-- Raw records --
· · ·
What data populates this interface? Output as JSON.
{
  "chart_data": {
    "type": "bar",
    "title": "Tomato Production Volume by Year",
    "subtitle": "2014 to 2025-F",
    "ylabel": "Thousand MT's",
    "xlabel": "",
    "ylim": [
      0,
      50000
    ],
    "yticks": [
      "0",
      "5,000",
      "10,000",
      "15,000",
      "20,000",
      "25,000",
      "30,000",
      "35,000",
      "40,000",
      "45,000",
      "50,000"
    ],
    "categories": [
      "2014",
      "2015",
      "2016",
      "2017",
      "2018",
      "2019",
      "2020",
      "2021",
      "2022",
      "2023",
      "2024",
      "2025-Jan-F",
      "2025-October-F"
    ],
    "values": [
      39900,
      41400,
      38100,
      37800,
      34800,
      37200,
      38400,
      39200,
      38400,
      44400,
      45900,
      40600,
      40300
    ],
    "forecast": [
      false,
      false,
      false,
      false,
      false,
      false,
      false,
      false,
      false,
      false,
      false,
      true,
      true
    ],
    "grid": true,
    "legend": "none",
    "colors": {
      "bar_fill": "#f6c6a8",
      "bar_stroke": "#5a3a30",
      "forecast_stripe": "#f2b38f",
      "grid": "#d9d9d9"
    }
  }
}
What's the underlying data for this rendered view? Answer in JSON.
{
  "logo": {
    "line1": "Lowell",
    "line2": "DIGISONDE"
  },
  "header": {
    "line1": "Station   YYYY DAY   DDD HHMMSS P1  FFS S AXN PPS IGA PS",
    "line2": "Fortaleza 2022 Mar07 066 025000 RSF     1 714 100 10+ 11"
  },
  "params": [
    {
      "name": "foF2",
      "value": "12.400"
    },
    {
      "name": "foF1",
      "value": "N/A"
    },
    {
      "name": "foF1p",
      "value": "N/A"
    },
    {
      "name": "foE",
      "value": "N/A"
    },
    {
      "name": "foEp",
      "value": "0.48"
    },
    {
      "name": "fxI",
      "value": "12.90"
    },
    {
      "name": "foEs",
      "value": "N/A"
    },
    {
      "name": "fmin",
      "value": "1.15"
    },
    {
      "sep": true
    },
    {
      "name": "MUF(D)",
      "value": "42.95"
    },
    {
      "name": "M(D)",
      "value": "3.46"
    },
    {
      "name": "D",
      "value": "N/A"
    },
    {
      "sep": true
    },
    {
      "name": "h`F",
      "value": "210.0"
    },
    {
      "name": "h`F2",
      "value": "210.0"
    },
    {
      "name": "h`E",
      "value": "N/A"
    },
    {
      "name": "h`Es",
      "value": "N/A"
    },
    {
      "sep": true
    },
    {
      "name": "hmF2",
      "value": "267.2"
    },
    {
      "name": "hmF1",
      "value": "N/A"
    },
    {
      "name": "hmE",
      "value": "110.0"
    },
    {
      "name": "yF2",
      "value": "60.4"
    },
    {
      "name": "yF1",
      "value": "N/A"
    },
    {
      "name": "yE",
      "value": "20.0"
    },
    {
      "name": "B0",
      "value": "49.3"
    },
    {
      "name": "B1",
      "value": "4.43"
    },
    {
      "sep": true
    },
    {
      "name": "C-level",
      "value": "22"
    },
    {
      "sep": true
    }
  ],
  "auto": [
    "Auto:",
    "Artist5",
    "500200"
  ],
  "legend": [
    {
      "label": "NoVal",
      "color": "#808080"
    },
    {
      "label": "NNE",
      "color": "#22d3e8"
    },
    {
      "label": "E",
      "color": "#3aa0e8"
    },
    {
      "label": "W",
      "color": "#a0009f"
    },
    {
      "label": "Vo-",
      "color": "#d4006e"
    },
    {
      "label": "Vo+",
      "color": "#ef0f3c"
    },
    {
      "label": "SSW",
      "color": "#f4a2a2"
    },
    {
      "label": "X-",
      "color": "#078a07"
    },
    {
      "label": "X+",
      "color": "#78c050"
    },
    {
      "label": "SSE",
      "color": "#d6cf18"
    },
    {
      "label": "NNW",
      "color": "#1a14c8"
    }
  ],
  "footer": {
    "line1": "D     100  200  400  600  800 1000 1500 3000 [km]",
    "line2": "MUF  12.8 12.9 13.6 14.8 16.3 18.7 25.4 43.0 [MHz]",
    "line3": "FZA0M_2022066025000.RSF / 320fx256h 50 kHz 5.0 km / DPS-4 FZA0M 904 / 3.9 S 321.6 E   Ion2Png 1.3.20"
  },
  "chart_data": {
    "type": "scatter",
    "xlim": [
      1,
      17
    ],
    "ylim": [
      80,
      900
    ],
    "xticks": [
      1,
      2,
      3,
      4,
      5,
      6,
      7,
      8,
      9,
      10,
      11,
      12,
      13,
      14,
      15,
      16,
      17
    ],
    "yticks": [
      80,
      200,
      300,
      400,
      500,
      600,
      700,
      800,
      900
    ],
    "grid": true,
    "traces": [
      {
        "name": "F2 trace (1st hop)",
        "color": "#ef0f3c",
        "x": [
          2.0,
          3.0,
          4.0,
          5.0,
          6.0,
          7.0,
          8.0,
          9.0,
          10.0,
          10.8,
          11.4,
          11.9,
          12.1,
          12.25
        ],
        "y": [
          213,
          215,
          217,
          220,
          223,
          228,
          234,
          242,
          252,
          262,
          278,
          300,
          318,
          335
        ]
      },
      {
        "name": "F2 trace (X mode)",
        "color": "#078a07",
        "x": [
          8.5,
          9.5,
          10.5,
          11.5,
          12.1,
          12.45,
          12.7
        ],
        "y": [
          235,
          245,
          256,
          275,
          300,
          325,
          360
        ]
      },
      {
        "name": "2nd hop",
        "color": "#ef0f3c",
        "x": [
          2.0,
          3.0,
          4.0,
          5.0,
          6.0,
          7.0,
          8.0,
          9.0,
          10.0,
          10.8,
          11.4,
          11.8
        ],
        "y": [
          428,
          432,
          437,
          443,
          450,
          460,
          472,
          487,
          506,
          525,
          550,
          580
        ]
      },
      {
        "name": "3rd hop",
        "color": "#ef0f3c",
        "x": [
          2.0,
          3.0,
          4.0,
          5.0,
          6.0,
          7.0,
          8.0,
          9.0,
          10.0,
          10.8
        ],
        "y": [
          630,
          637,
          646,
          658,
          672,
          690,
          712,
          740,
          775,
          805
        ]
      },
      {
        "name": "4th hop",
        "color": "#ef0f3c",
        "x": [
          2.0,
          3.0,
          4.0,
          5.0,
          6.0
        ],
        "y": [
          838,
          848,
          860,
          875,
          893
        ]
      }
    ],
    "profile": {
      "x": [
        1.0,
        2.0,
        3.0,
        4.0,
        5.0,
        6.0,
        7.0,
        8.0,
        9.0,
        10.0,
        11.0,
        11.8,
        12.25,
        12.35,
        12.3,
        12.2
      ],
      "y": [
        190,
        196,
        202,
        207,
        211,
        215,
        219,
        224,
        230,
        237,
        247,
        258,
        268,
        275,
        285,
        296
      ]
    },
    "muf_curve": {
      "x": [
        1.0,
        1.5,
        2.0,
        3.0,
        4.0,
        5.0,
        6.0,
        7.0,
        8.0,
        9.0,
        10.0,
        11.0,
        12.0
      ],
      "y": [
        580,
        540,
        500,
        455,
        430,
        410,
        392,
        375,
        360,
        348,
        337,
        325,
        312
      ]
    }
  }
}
· · ·
-- Task details --
Repeat the data precisely, reproducing every entry.

-- Output of the exercise --
What data populates this interface? Output as JSON.
{
  "chart_data": {
    "type": "bar",
    "title": "Tomato Production Volume by Year",
    "subtitle": "2014 to 2025-F",
    "ylabel": "Thousand MT's",
    "xlabel": "",
    "ylim": [
      0,
      50000
    ],
    "yticks": [
      "0",
      "5,000",
      "10,000",
      "15,000",
      "20,000",
      "25,000",
      "30,000",
      "35,000",
      "40,000",
      "45,000",
      "50,000"
    ],
    "categories": [
      "2014",
      "2015",
      "2016",
      "2017",
      "2018",
      "2019",
      "2020",
      "2021",
      "2022",
      "2023",
      "2024",
      "2025-Jan-F",
      "2025-October-F"
    ],
    "values": [
      39900,
      41400,
      38100,
      37800,
      34800,
      37200,
      38400,
      39200,
      38400,
      44400,
      45900,
      40600,
      40300
    ],
    "forecast": [
      false,
      false,
      false,
      false,
      false,
      false,
      false,
      false,
      false,
      false,
      false,
      true,
      true
    ],
    "grid": true,
    "legend": "none",
    "colors": {
      "bar_fill": "#f6c6a8",
      "bar_stroke": "#5a3a30",
      "forecast_stripe": "#f2b38f",
      "grid": "#d9d9d9"
    }
  }
}
What's the underlying data for this rendered view? Answer in JSON.
{
  "logo": {
    "line1": "Lowell",
    "line2": "DIGISONDE"
  },
  "header": {
    "line1": "Station   YYYY DAY   DDD HHMMSS P1  FFS S AXN PPS IGA PS",
    "line2": "Fortaleza 2022 Mar07 066 025000 RSF     1 714 100 10+ 11"
  },
  "params": [
    {
      "name": "foF2",
      "value": "12.400"
    },
    {
      "name": "foF1",
      "value": "N/A"
    },
    {
      "name": "foF1p",
      "value": "N/A"
    },
    {
      "name": "foE",
      "value": "N/A"
    },
    {
      "name": "foEp",
      "value": "0.48"
    },
    {
      "name": "fxI",
      "value": "12.90"
    },
    {
      "name": "foEs",
      "value": "N/A"
    },
    {
      "name": "fmin",
      "value": "1.15"
    },
    {
      "sep": true
    },
    {
      "name": "MUF(D)",
      "value": "42.95"
    },
    {
      "name": "M(D)",
      "value": "3.46"
    },
    {
      "name": "D",
      "value": "N/A"
    },
    {
      "sep": true
    },
    {
      "name": "h`F",
      "value": "210.0"
    },
    {
      "name": "h`F2",
      "value": "210.0"
    },
    {
      "name": "h`E",
      "value": "N/A"
    },
    {
      "name": "h`Es",
      "value": "N/A"
    },
    {
      "sep": true
    },
    {
      "name": "hmF2",
      "value": "267.2"
    },
    {
      "name": "hmF1",
      "value": "N/A"
    },
    {
      "name": "hmE",
      "value": "110.0"
    },
    {
      "name": "yF2",
      "value": "60.4"
    },
    {
      "name": "yF1",
      "value": "N/A"
    },
    {
      "name": "yE",
      "value": "20.0"
    },
    {
      "name": "B0",
      "value": "49.3"
    },
    {
      "name": "B1",
      "value": "4.43"
    },
    {
      "sep": true
    },
    {
      "name": "C-level",
      "value": "22"
    },
    {
      "sep": true
    }
  ],
  "auto": [
    "Auto:",
    "Artist5",
    "500200"
  ],
  "legend": [
    {
      "label": "NoVal",
      "color": "#808080"
    },
    {
      "label": "NNE",
      "color": "#22d3e8"
    },
    {
      "label": "E",
      "color": "#3aa0e8"
    },
    {
      "label": "W",
      "color": "#a0009f"
    },
    {
      "label": "Vo-",
      "color": "#d4006e"
    },
    {
      "label": "Vo+",
      "color": "#ef0f3c"
    },
    {
      "label": "SSW",
      "color": "#f4a2a2"
    },
    {
      "label": "X-",
      "color": "#078a07"
    },
    {
      "label": "X+",
      "color": "#78c050"
    },
    {
      "label": "SSE",
      "color": "#d6cf18"
    },
    {
      "label": "NNW",
      "color": "#1a14c8"
    }
  ],
  "footer": {
    "line1": "D     100  200  400  600  800 1000 1500 3000 [km]",
    "line2": "MUF  12.8 12.9 13.6 14.8 16.3 18.7 25.4 43.0 [MHz]",
    "line3": "FZA0M_2022066025000.RSF / 320fx256h 50 kHz 5.0 km / DPS-4 FZA0M 904 / 3.9 S 321.6 E   Ion2Png 1.3.20"
  },
  "chart_data": {
    "type": "scatter",
    "xlim": [
      1,
      17
    ],
    "ylim": [
      80,
      900
    ],
    "xticks": [
      1,
      2,
      3,
      4,
      5,
      6,
      7,
      8,
      9,
      10,
      11,
      12,
      13,
      14,
      15,
      16,
      17
    ],
    "yticks": [
      80,
      200,
      300,
      400,
      500,
      600,
      700,
      800,
      900
    ],
    "grid": true,
    "traces": [
      {
        "name": "F2 trace (1st hop)",
        "color": "#ef0f3c",
        "x": [
          2.0,
          3.0,
          4.0,
          5.0,
          6.0,
          7.0,
          8.0,
          9.0,
          10.0,
          10.8,
          11.4,
          11.9,
          12.1,
          12.25
        ],
        "y": [
          213,
          215,
          217,
          220,
          223,
          228,
          234,
          242,
          252,
          262,
          278,
          300,
          318,
          335
        ]
      },
      {
        "name": "F2 trace (X mode)",
        "color": "#078a07",
        "x": [
          8.5,
          9.5,
          10.5,
          11.5,
          12.1,
          12.45,
          12.7
        ],
        "y": [
          235,
          245,
          256,
          275,
          300,
          325,
          360
        ]
      },
      {
        "name": "2nd hop",
        "color": "#ef0f3c",
        "x": [
          2.0,
          3.0,
          4.0,
          5.0,
          6.0,
          7.0,
          8.0,
          9.0,
          10.0,
          10.8,
          11.4,
          11.8
        ],
        "y": [
          428,
          432,
          437,
          443,
          450,
          460,
          472,
          487,
          506,
          525,
          550,
          580
        ]
      },
      {
        "name": "3rd hop",
        "color": "#ef0f3c",
        "x": [
          2.0,
          3.0,
          4.0,
          5.0,
          6.0,
          7.0,
          8.0,
          9.0,
          10.0,
          10.8
        ],
        "y": [
          630,
          637,
          646,
          658,
          672,
          690,
          712,
          740,
          775,
          805
        ]
      },
      {
        "name": "4th hop",
        "color": "#ef0f3c",
        "x": [
          2.0,
          3.0,
          4.0,
          5.0,
          6.0
        ],
        "y": [
          838,
          848,
          860,
          875,
          893
        ]
      }
    ],
    "profile": {
      "x": [
        1.0,
        2.0,
        3.0,
        4.0,
        5.0,
        6.0,
        7.0,
        8.0,
        9.0,
        10.0,
        11.0,
        11.8,
        12.25,
        12.35,
        12.3,
        12.2
      ],
      "y": [
        190,
        196,
        202,
        207,
        211,
        215,
        219,
        224,
        230,
        237,
        247,
        258,
        268,
        275,
        285,
        296
      ]
    },
    "muf_curve": {
      "x": [
        1.0,
        1.5,
        2.0,
        3.0,
        4.0,
        5.0,
        6.0,
        7.0,
        8.0,
        9.0,
        10.0,
        11.0,
        12.0
      ],
      "y": [
        580,
        540,
        500,
        455,
        430,
        410,
        392,
        375,
        360,
        348,
        337,
        325,
        312
      ]
    }
  }
}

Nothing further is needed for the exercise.